Using the forum thread below, answer these questions:
1. Which piece of equipment does Steve244 want removed to make way for the scoring desk?
2. What make of kit does GunTruck say he would use for a Year Four J2?
3. In GunTruck's first idea, who would occupy the two staterooms?

── PASSAGE GIVEN

How about a nice bowling alley for Dr.Smith's delicate back! One should easily fit inside an Irwin Allen spacecraft with plenty of room for a bar!


----------



## Joe1956 (Feb 20, 2010)

NTRPRZ said:


> Just a little speculation here.
> 
> What would have replaced the freezing tubes on the Jupiter's upper deck had Irwin decided to change the set in between seasons? There were so many other changes to the Jupiter II such an alteration could easily have happened. Knowing Irwin, there would have been no explanation, either.


The Man from the 25th Century pilot...


----------



## Steve244 (Jul 22, 2001)

m jamieson said:


> How about a nice bowling alley for Dr.Smith's delicate back! One should easily fit inside an Irwin Allen spacecraft with plenty of room for a bar!


Perfect! Only get rid of the astrogator for the scoring desk thingy. Ideally Robot would have a beer tap installed too (he already has a keg).


----------



## GunTruck (Feb 27, 2004)

I think it's an interesting question too.

If I were going to do a Year Four J2 with my new Moebius kit, I would probably lean in one of these two directions:

1 - Removing the Freezing Tubes and Support Equipment to save weight - and using the extra space to erect two (albeit small) Staterooms. One for Don and Judy, the other for Dr. Smith. I envision more spaceflight in Y-4, so maybe a need to have Don closer to the Flight Deck - and to keep an eye on Smith...

2 - Same as above to reduce weight for spaceflight, with an addition of a new vehicle for the Crew to use. Maybe a small ATV that could be housed in a section erected in the space where the Freezing Tubes and Support Equipment were housed; a two or three wheeler that could be moved through the Main Hatch...

────
── EXTRACTED MATERIAL

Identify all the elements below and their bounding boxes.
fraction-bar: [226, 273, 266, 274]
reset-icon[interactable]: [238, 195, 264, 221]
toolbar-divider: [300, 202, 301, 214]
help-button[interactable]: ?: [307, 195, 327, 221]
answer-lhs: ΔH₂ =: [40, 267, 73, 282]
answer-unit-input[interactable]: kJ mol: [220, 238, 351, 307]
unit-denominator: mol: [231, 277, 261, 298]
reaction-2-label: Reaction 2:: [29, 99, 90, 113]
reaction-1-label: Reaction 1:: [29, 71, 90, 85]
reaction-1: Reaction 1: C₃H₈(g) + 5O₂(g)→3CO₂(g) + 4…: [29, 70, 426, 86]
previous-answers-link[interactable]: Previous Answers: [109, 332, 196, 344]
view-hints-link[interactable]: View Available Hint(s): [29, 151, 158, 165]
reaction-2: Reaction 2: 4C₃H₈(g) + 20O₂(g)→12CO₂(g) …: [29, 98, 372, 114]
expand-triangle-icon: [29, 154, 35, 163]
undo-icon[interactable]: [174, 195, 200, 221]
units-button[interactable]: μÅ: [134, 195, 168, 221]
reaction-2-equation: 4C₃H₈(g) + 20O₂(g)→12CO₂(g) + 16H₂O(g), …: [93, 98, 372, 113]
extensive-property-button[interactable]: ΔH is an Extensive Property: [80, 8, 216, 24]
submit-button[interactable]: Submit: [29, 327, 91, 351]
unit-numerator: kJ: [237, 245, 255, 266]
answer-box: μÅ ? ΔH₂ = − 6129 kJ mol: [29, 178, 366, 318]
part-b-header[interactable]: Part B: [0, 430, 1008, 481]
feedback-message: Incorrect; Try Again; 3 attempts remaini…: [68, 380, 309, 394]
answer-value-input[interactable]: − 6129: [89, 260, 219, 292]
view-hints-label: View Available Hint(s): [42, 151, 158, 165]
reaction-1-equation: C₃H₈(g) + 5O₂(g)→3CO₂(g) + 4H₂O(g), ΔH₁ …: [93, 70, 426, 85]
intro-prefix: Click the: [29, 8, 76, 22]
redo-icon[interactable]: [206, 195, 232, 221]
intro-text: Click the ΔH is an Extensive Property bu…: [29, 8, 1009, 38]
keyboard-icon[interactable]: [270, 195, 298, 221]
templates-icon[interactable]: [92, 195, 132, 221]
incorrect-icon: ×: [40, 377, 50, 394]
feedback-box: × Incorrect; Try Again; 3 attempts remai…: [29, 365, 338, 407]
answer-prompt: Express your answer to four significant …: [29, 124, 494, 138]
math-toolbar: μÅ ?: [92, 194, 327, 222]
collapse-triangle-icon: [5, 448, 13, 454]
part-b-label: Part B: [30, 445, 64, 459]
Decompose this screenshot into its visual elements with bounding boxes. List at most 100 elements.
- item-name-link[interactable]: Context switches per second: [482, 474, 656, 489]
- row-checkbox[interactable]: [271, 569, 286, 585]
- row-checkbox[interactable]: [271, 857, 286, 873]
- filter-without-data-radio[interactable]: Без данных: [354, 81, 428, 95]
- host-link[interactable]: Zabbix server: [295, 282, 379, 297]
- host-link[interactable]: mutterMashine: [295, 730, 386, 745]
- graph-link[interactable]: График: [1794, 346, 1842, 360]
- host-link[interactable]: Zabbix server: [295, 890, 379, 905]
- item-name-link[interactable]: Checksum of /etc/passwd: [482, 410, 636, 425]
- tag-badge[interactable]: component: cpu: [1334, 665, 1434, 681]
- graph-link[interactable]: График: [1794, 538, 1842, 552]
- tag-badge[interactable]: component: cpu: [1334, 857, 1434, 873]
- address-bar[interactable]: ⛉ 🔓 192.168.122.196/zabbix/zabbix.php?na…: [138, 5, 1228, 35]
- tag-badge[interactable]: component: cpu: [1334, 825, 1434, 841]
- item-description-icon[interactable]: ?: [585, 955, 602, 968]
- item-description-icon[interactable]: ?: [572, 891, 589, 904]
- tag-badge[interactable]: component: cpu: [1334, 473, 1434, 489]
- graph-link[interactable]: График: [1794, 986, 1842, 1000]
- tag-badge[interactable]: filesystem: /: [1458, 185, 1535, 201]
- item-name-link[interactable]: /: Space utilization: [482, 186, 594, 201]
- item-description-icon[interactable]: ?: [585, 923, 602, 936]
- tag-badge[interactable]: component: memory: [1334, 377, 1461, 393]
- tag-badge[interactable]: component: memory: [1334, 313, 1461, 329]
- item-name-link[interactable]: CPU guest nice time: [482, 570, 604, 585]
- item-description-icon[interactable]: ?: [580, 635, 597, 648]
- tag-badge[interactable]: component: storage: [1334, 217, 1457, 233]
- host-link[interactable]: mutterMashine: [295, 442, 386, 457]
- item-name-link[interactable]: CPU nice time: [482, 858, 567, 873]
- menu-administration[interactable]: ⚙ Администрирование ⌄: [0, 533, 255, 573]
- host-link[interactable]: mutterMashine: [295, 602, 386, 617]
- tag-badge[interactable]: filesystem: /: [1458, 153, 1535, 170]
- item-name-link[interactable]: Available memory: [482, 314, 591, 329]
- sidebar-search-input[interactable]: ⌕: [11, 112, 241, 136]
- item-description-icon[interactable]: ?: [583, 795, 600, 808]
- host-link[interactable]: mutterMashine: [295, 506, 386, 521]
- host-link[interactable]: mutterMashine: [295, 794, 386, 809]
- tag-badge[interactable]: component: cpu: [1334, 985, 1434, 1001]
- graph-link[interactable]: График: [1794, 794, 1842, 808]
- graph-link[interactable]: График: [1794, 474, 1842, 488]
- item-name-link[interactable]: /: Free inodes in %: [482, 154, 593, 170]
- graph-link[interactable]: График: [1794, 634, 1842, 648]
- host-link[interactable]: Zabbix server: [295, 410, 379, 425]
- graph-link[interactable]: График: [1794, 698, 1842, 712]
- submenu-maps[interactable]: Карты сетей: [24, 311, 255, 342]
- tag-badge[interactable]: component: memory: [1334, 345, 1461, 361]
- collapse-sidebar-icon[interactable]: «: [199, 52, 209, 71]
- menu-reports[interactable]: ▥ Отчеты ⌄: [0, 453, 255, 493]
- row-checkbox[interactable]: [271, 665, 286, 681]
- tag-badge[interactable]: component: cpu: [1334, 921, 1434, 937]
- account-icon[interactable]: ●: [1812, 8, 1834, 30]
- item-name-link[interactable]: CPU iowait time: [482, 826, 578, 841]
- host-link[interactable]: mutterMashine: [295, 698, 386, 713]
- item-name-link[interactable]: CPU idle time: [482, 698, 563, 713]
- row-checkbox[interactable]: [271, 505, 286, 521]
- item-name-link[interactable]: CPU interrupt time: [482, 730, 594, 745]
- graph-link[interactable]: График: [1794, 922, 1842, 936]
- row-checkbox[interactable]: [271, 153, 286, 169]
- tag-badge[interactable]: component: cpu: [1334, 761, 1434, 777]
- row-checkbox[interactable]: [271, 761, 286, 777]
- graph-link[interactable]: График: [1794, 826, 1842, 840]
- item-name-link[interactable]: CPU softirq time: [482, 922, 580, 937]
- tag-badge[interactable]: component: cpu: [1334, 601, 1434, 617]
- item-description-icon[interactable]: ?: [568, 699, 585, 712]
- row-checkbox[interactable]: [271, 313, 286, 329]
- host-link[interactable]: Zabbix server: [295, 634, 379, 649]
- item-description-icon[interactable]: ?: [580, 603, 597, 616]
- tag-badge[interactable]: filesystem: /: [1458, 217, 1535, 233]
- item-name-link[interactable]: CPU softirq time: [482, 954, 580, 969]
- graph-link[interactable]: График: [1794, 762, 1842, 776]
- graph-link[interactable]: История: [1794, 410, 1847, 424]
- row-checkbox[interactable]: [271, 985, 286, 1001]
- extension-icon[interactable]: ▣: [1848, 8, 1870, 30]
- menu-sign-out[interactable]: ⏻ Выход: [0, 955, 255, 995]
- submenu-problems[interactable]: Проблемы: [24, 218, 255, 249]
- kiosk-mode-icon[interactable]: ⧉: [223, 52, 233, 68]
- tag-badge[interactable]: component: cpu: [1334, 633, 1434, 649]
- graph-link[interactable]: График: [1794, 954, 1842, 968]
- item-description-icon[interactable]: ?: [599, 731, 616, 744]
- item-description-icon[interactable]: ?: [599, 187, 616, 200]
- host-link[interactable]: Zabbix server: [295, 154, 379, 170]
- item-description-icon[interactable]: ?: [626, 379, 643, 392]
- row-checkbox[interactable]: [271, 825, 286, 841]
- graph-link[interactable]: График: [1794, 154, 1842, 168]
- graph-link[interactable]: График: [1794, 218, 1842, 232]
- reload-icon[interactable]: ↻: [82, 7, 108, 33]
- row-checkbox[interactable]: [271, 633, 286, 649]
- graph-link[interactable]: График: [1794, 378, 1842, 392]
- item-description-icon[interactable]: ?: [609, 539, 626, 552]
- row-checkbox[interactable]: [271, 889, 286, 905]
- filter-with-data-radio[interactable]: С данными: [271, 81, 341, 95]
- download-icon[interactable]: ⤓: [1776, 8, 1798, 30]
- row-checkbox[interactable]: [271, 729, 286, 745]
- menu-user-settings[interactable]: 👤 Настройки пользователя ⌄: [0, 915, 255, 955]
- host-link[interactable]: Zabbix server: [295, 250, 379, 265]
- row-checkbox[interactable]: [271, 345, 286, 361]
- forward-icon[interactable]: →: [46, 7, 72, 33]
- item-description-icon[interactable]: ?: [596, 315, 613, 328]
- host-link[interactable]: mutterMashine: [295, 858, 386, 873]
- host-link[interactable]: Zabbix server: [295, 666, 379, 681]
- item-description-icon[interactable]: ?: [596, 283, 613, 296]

────

◆ **RIGHT ANSWER**:
1. The astrogator.
2. A Moebius kit.
3. Don and Judy would share one, and Dr. Smith would have the other.